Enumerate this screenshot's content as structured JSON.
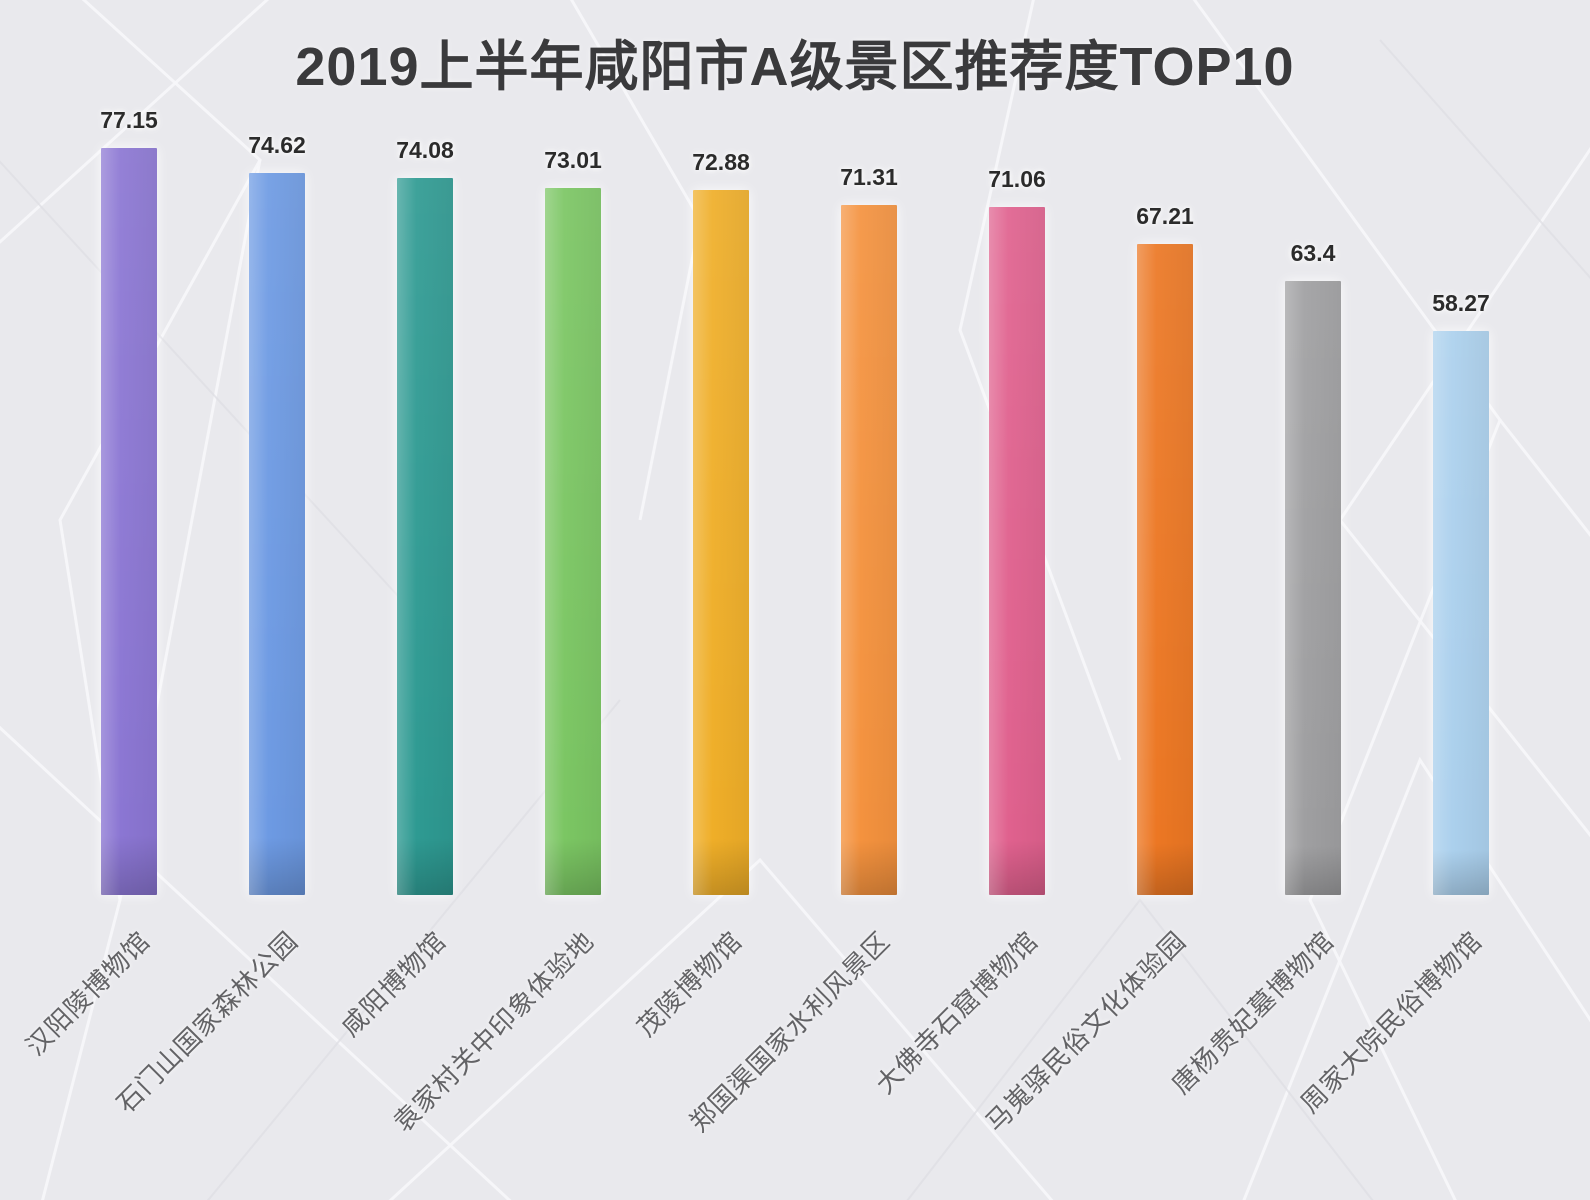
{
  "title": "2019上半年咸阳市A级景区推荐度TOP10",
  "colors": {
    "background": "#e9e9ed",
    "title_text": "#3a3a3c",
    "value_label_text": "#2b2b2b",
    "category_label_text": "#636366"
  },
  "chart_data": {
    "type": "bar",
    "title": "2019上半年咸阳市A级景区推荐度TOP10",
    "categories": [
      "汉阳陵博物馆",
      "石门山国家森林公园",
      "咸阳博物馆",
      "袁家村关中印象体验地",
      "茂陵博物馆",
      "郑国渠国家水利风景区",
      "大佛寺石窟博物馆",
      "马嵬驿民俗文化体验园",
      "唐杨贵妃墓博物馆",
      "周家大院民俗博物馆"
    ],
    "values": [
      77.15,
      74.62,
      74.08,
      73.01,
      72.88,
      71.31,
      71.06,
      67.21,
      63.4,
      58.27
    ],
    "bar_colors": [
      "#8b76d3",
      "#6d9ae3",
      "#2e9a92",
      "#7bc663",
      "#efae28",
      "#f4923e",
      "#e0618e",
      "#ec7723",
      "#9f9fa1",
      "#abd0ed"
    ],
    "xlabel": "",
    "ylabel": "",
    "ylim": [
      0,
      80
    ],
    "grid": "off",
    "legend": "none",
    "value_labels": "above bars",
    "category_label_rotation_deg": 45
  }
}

——————

- [YOUR TASK] Make an exact copy of all the material, but keep the pictures out of it.

- [RESPONSE BELOW]
Enumerate this screenshot's content as structured JSON.
{
  "title": "2019上半年咸阳市A级景区推荐度TOP10",
  "colors": {
    "background": "#e9e9ed",
    "title_text": "#3a3a3c",
    "value_label_text": "#2b2b2b",
    "category_label_text": "#636366"
  },
  "chart_data": {
    "type": "bar",
    "title": "2019上半年咸阳市A级景区推荐度TOP10",
    "categories": [
      "汉阳陵博物馆",
      "石门山国家森林公园",
      "咸阳博物馆",
      "袁家村关中印象体验地",
      "茂陵博物馆",
      "郑国渠国家水利风景区",
      "大佛寺石窟博物馆",
      "马嵬驿民俗文化体验园",
      "唐杨贵妃墓博物馆",
      "周家大院民俗博物馆"
    ],
    "values": [
      77.15,
      74.62,
      74.08,
      73.01,
      72.88,
      71.31,
      71.06,
      67.21,
      63.4,
      58.27
    ],
    "bar_colors": [
      "#8b76d3",
      "#6d9ae3",
      "#2e9a92",
      "#7bc663",
      "#efae28",
      "#f4923e",
      "#e0618e",
      "#ec7723",
      "#9f9fa1",
      "#abd0ed"
    ],
    "xlabel": "",
    "ylabel": "",
    "ylim": [
      0,
      80
    ],
    "grid": "off",
    "legend": "none",
    "value_labels": "above bars",
    "category_label_rotation_deg": 45
  }
}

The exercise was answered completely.